__Given data__.

┌──

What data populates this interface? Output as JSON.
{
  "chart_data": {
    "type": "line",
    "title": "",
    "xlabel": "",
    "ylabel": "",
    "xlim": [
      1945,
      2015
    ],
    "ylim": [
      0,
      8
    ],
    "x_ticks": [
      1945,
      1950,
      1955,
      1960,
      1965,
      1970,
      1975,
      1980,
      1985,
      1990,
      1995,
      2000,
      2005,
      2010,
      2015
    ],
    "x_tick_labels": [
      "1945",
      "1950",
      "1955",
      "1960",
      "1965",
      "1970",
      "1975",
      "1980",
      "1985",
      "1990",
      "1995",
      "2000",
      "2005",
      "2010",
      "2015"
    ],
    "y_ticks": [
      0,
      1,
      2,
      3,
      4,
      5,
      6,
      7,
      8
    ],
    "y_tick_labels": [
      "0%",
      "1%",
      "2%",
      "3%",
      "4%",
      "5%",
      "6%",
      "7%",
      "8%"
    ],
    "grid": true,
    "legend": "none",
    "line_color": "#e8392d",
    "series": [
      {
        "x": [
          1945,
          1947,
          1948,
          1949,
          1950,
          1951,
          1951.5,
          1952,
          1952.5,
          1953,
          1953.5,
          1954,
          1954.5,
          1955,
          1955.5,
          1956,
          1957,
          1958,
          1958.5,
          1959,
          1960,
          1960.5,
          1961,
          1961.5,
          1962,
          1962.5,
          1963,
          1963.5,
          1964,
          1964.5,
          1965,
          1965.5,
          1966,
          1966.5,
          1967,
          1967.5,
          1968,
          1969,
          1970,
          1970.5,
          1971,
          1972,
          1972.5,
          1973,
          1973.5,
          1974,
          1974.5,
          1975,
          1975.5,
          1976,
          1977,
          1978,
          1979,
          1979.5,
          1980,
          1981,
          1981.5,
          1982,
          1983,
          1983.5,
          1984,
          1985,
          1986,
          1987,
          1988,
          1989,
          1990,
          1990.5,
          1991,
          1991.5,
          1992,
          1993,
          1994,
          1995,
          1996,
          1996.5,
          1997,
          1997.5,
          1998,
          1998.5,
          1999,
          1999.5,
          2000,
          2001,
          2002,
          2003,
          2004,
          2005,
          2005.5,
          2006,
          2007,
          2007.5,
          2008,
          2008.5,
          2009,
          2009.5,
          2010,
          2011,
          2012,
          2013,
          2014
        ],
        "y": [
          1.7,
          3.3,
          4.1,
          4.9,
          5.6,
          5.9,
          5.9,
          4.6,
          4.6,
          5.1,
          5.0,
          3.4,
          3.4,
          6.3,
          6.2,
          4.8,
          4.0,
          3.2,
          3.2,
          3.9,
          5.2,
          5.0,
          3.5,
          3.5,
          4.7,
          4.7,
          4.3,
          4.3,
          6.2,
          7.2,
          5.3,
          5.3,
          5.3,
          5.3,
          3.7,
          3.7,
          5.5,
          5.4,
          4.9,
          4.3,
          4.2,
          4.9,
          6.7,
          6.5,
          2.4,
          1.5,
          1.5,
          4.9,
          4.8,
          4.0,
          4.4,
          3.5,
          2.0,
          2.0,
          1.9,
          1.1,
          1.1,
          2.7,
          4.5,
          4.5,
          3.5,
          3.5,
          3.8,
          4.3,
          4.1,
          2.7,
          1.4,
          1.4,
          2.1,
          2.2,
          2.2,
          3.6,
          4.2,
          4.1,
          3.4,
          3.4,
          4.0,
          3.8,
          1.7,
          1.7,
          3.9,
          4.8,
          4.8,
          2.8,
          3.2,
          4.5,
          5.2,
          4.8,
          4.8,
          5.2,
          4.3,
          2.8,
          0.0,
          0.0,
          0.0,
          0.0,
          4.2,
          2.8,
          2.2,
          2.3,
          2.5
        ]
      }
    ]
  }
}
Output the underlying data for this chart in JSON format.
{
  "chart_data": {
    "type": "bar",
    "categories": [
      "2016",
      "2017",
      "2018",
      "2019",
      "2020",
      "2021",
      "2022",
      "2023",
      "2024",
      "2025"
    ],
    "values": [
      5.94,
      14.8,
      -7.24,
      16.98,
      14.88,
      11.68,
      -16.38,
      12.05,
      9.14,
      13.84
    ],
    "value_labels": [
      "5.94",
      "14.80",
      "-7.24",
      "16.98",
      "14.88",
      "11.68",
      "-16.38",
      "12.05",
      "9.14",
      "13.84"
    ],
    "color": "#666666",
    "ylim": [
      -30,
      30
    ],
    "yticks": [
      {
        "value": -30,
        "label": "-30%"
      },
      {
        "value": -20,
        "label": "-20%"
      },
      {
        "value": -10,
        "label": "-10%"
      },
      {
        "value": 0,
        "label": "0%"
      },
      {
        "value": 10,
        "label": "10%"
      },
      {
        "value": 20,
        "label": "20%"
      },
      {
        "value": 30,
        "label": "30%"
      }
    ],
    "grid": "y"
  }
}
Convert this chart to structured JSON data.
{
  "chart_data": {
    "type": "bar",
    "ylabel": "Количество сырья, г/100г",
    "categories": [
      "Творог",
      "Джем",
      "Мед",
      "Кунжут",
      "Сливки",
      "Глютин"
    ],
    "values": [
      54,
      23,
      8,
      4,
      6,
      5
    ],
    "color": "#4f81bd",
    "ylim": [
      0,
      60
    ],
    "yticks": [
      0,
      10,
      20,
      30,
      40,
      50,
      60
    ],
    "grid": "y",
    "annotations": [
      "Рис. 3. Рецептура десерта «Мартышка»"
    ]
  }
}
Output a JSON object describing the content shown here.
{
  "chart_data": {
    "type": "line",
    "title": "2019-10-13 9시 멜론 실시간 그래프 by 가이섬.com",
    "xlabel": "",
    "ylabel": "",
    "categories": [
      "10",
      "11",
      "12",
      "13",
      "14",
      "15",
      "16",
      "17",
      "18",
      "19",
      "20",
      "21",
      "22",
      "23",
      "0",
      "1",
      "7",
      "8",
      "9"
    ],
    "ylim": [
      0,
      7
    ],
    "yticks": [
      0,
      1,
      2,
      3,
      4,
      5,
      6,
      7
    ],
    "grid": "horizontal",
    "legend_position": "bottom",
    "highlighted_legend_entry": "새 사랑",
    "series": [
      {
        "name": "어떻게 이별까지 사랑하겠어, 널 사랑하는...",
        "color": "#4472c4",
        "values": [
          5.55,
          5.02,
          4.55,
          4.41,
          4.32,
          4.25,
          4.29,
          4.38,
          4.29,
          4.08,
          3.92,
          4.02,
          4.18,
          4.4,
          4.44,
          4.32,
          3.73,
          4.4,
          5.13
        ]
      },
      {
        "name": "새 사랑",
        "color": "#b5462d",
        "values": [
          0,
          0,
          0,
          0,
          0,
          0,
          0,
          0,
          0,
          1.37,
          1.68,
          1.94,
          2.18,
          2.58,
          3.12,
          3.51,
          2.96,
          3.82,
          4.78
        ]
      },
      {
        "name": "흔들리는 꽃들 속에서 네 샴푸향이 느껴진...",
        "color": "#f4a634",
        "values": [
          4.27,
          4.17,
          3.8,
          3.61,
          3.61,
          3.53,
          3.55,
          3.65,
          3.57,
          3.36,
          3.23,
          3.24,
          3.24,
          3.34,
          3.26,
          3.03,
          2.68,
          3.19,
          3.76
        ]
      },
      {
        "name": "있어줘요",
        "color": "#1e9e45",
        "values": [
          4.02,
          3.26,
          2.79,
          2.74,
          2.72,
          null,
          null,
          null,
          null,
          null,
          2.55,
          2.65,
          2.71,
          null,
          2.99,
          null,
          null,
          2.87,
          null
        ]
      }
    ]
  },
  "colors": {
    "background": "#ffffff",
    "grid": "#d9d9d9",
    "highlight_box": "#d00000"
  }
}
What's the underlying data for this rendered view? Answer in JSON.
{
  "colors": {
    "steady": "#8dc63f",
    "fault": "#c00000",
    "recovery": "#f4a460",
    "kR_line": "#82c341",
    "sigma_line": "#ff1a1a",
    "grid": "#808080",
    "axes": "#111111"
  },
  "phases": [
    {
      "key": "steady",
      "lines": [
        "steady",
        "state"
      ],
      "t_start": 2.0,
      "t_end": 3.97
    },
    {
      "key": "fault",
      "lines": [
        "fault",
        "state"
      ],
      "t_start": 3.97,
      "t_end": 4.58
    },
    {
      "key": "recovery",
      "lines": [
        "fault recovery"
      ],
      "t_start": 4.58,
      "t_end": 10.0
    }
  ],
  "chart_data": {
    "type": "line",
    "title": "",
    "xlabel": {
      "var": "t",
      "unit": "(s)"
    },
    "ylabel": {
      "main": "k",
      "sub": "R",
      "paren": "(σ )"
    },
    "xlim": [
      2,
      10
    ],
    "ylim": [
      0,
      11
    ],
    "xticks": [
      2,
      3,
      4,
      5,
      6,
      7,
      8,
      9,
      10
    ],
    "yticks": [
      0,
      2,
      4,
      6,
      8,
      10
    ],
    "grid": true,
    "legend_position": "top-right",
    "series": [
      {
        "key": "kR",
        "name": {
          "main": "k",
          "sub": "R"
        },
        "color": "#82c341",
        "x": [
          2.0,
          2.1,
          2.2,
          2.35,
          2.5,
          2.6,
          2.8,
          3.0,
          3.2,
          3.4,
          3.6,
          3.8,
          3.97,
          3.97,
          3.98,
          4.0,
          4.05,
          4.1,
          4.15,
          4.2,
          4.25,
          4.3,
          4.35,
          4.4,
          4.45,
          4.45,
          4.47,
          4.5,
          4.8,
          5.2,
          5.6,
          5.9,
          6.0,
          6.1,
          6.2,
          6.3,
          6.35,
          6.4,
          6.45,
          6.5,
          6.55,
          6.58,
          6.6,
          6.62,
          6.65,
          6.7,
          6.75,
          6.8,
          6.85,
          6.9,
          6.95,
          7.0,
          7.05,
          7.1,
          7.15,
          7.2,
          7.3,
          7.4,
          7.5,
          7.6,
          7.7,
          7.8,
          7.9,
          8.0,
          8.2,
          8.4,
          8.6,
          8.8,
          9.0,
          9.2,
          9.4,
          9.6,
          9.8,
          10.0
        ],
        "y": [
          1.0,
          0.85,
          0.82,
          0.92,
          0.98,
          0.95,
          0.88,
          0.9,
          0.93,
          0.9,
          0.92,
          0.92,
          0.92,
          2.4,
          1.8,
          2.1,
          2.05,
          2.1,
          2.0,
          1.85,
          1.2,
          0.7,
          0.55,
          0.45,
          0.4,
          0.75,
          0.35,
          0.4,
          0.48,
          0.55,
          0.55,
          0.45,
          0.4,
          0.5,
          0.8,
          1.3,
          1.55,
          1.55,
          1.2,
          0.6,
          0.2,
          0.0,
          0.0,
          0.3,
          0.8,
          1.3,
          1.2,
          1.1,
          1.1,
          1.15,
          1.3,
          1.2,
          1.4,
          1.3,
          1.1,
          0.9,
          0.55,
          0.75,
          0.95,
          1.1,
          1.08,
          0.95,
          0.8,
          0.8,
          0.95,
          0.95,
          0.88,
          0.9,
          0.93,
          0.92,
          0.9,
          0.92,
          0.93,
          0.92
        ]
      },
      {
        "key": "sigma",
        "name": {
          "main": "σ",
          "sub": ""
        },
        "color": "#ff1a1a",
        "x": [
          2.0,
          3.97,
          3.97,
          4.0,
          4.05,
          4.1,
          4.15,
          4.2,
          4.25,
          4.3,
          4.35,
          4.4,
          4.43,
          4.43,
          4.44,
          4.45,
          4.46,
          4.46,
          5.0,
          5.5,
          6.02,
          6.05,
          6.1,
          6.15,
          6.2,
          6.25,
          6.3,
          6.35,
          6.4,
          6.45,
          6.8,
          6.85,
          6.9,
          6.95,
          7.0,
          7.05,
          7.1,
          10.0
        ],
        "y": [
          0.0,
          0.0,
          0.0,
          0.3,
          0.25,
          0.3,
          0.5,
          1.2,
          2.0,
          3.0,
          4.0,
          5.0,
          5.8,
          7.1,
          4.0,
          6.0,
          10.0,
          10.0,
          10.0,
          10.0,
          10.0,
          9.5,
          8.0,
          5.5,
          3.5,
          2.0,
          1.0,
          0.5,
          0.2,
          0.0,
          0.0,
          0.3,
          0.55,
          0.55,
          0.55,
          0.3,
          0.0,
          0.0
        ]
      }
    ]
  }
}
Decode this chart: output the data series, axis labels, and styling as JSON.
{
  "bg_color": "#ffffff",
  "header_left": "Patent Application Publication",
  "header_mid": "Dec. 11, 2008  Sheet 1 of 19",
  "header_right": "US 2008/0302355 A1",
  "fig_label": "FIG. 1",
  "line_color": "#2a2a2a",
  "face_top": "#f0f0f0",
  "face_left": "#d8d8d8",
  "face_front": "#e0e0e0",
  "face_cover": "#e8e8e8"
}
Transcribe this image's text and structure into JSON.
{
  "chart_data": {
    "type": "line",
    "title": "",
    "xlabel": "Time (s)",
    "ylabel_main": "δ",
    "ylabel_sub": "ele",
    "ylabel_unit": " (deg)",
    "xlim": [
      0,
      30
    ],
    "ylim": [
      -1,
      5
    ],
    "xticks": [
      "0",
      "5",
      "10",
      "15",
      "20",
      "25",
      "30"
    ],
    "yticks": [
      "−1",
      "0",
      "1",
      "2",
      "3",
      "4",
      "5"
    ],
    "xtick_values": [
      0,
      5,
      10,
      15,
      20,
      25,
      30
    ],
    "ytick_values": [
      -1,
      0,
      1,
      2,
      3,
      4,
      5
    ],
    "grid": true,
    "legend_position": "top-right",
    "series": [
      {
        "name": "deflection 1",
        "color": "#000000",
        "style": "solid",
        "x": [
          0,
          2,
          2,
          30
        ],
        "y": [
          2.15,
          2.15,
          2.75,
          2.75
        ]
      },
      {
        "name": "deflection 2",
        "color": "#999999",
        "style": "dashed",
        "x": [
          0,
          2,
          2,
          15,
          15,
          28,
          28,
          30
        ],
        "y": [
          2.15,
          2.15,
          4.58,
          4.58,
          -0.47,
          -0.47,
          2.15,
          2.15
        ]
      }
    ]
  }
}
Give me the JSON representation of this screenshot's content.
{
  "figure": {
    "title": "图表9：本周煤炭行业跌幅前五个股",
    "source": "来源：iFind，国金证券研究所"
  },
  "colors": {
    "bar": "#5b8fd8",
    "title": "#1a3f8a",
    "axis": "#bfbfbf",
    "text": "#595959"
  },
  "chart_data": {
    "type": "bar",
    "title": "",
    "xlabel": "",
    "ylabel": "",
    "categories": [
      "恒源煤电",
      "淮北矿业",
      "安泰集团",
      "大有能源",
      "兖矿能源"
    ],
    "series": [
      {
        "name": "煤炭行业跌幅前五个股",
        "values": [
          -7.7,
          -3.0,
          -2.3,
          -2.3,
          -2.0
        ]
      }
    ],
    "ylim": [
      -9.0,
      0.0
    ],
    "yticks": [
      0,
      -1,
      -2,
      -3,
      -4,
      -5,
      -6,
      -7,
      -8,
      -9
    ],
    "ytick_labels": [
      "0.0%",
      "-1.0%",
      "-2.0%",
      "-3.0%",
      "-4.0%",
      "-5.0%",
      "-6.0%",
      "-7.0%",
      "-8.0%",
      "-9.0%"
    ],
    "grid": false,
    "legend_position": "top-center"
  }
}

└──

__Requirements__.
Pull every line containing "grid" from the data.

__Answer in full__.
    "grid": true,
    "grid": "y"
    "grid": "y",
    "grid": "horizontal",
    "grid": "#d9d9d9",
    "grid": "#808080",
    "grid": true,
    "grid": true,
    "grid": false,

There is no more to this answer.